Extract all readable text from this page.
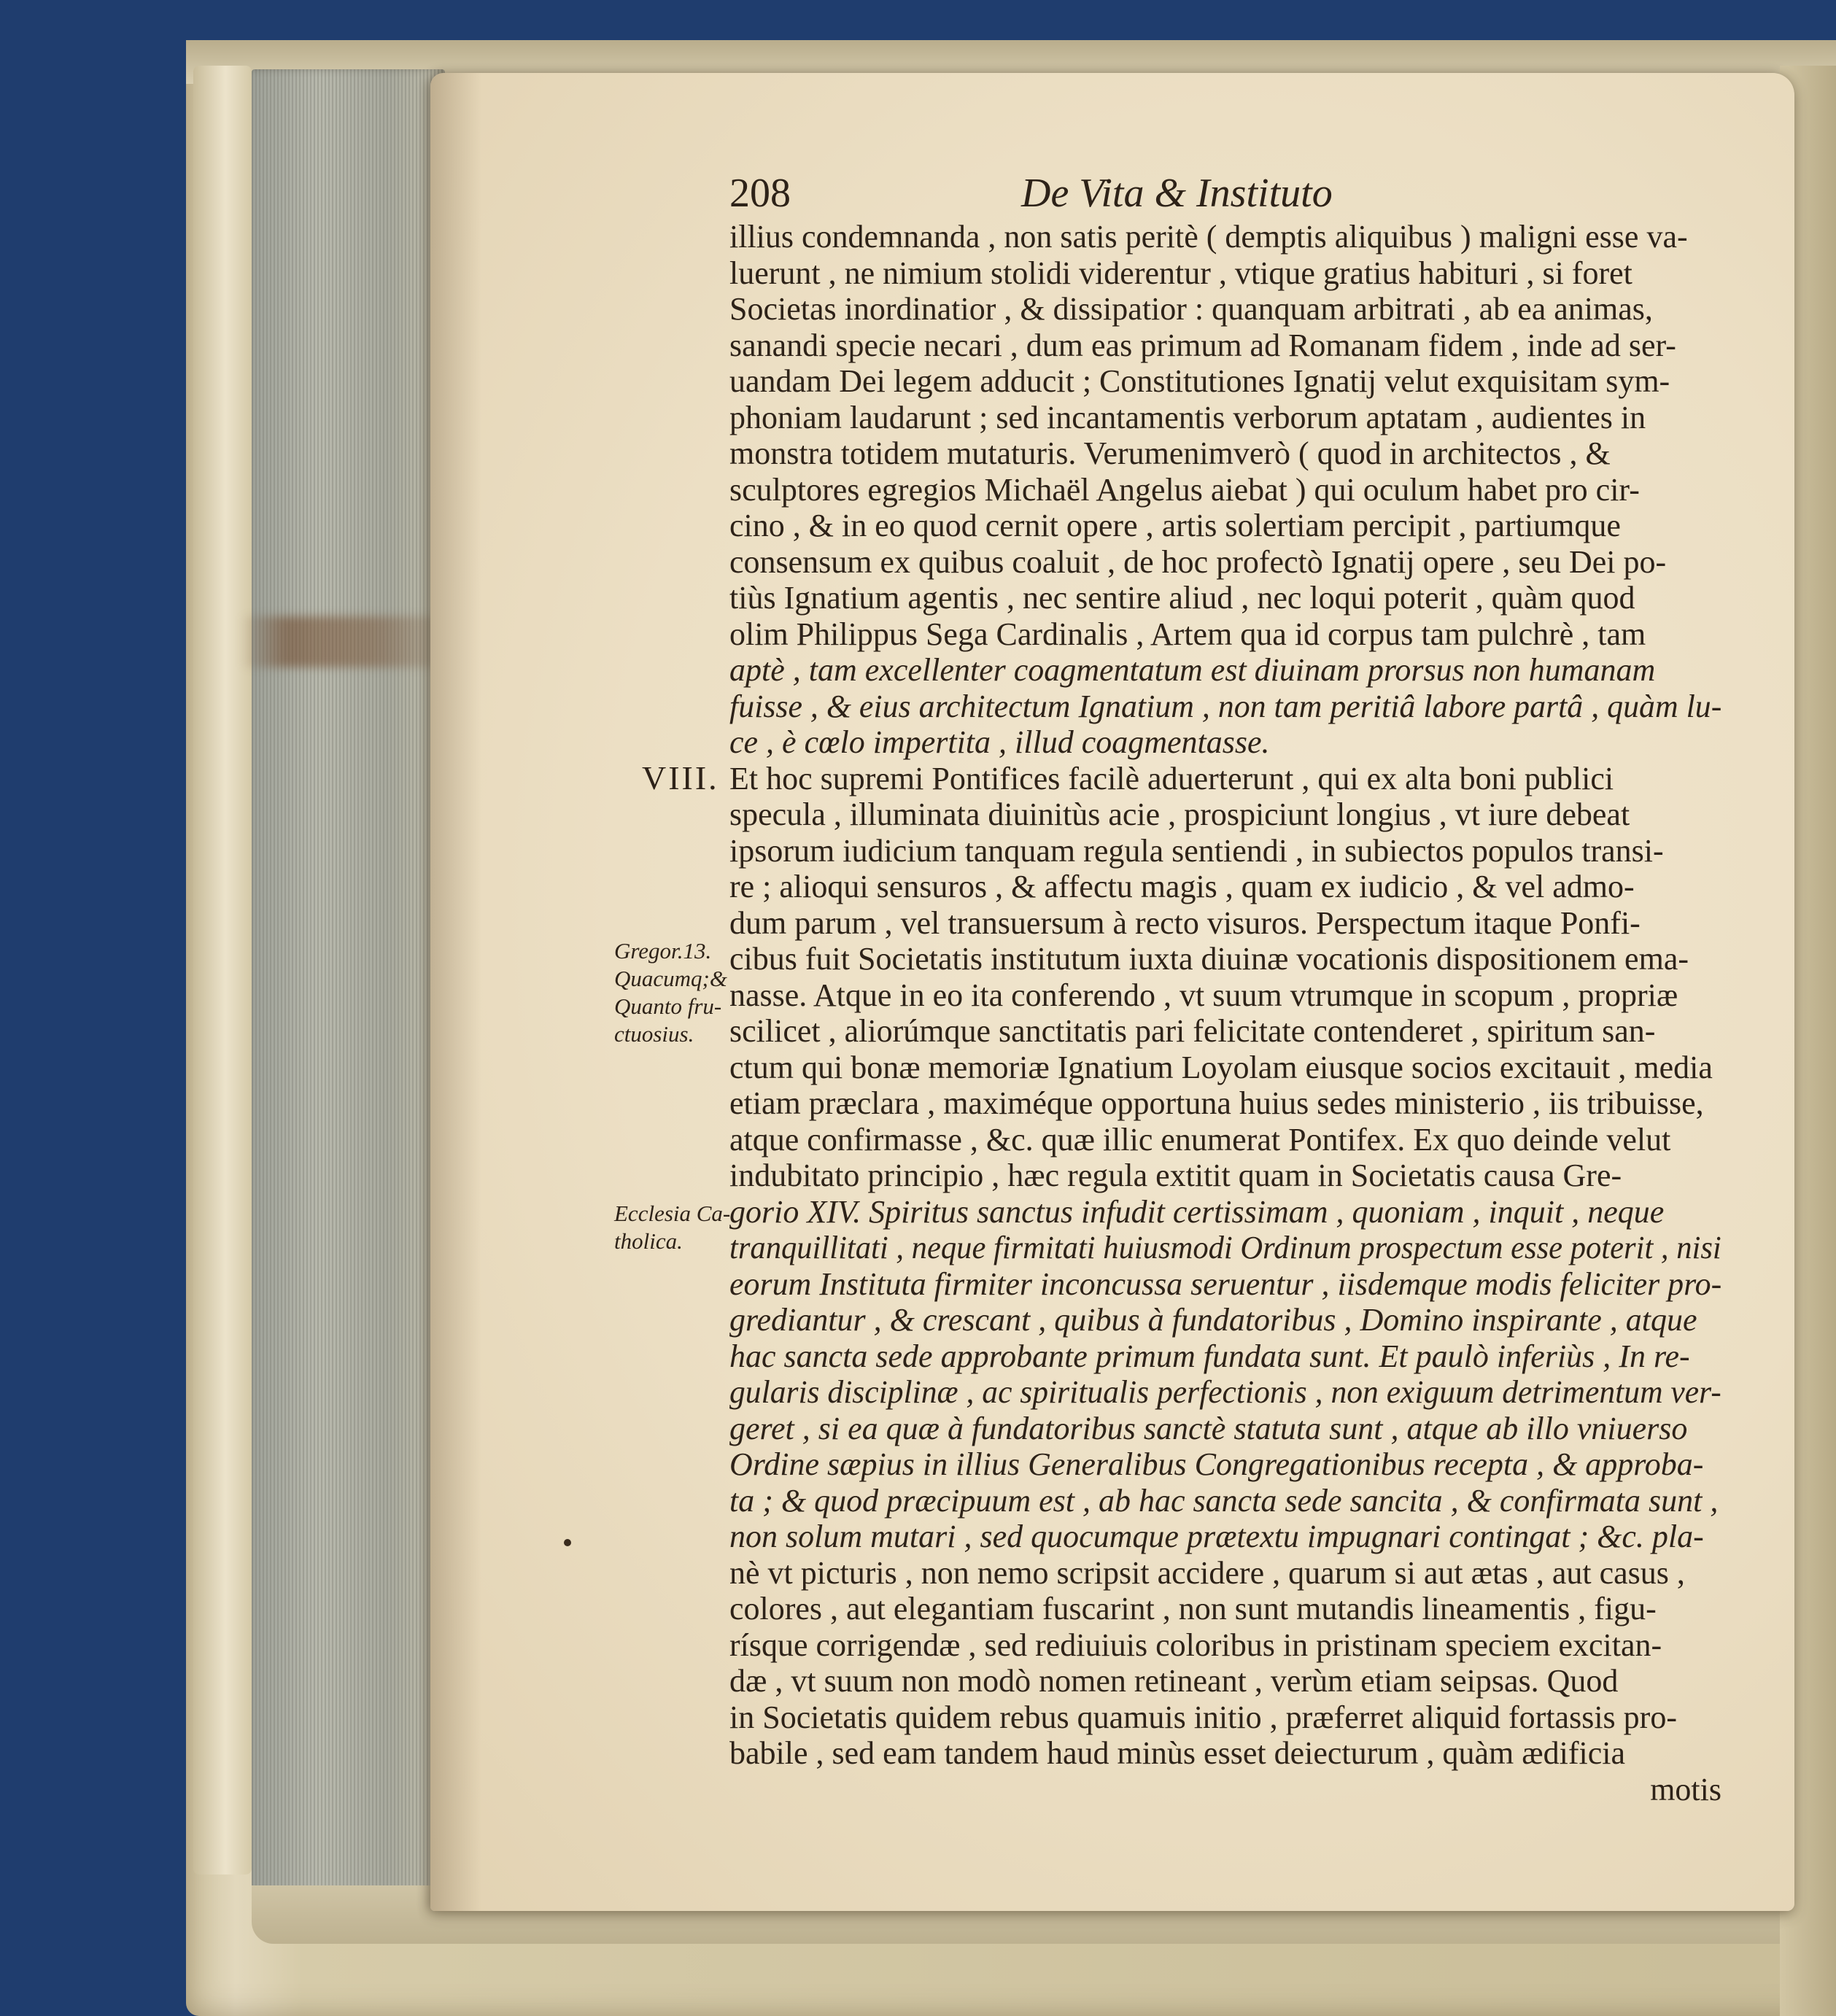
208	De Vita & Instituto
VIII.
Gregor.13.
Quacumq;&
Quanto fru-
ctuosius.
Ecclesia Ca-
tholica.
illius condemnanda , non satis peritè ( demptis aliquibus ) maligni esse va-
luerunt , ne nimium stolidi viderentur , vtique gratius habituri , si foret
Societas inordinatior , & dissipatior : quanquam arbitrati , ab ea animas,
sanandi specie necari , dum eas primum ad Romanam fidem , inde ad ser-
uandam Dei legem adducit ; Constitutiones Ignatij velut exquisitam sym-
phoniam laudarunt ; sed incantamentis verborum aptatam , audientes in
monstra totidem mutaturis. Verumenimverò ( quod in architectos , &
sculptores egregios Michaël Angelus aiebat ) qui oculum habet pro cir-
cino , & in eo quod cernit opere , artis solertiam percipit , partiumque
consensum ex quibus coaluit , de hoc profectò Ignatij opere , seu Dei po-
tiùs Ignatium agentis , nec sentire aliud , nec loqui poterit , quàm quod
olim Philippus Sega Cardinalis , Artem qua id corpus tam pulchrè , tam
aptè , tam excellenter coagmentatum est diuinam prorsus non humanam
fuisse , & eius architectum Ignatium , non tam peritiâ labore partâ , quàm lu-
ce , è cœlo impertita , illud coagmentasse.
Et hoc supremi Pontifices facilè aduerterunt , qui ex alta boni publici
specula , illuminata diuinitùs acie , prospiciunt longius , vt iure debeat
ipsorum iudicium tanquam regula sentiendi , in subiectos populos transi-
re ; alioqui sensuros , & affectu magis , quam ex iudicio , & vel admo-
dum parum , vel transuersum à recto visuros. Perspectum itaque Ponfi-
cibus fuit Societatis institutum iuxta diuinæ vocationis dispositionem ema-
nasse. Atque in eo ita conferendo , vt suum vtrumque in scopum , propriæ
scilicet , aliorúmque sanctitatis pari felicitate contenderet , spiritum san-
ctum qui bonæ memoriæ Ignatium Loyolam eiusque socios excitauit , media
etiam præclara , maximéque opportuna huius sedes ministerio , iis tribuisse,
atque confirmasse , &c. quæ illic enumerat Pontifex. Ex quo deinde velut
indubitato principio , hæc regula extitit quam in Societatis causa Gre-
gorio XIV. Spiritus sanctus infudit certissimam , quoniam , inquit , neque
tranquillitati , neque firmitati huiusmodi Ordinum prospectum esse poterit , nisi
eorum Instituta firmiter inconcussa seruentur , iisdemque modis feliciter pro-
grediantur , & crescant , quibus à fundatoribus , Domino inspirante , atque
hac sancta sede approbante primum fundata sunt. Et paulò inferiùs , In re-
gularis disciplinæ , ac spiritualis perfectionis , non exiguum detrimentum ver-
geret , si ea quæ à fundatoribus sanctè statuta sunt , atque ab illo vniuerso
Ordine sæpius in illius Generalibus Congregationibus recepta , & approba-
ta ; & quod præcipuum est , ab hac sancta sede sancita , & confirmata sunt ,
non solum mutari , sed quocumque prætextu impugnari contingat ; &c. pla-
nè vt picturis , non nemo scripsit accidere , quarum si aut ætas , aut casus ,
colores , aut elegantiam fuscarint , non sunt mutandis lineamentis , figu-
rísque corrigendæ , sed rediuiuis coloribus in pristinam speciem excitan-
dæ , vt suum non modò nomen retineant , verùm etiam seipsas. Quod
in Societatis quidem rebus quamuis initio , præferret aliquid fortassis pro-
babile , sed eam tandem haud minùs esset deiecturum , quàm ædificia
motis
++++
- [PROBLEM DESCRIPTION]: Answer only with how many lines in the records include "Ignatium".

- [ANSWER BELOW]: 3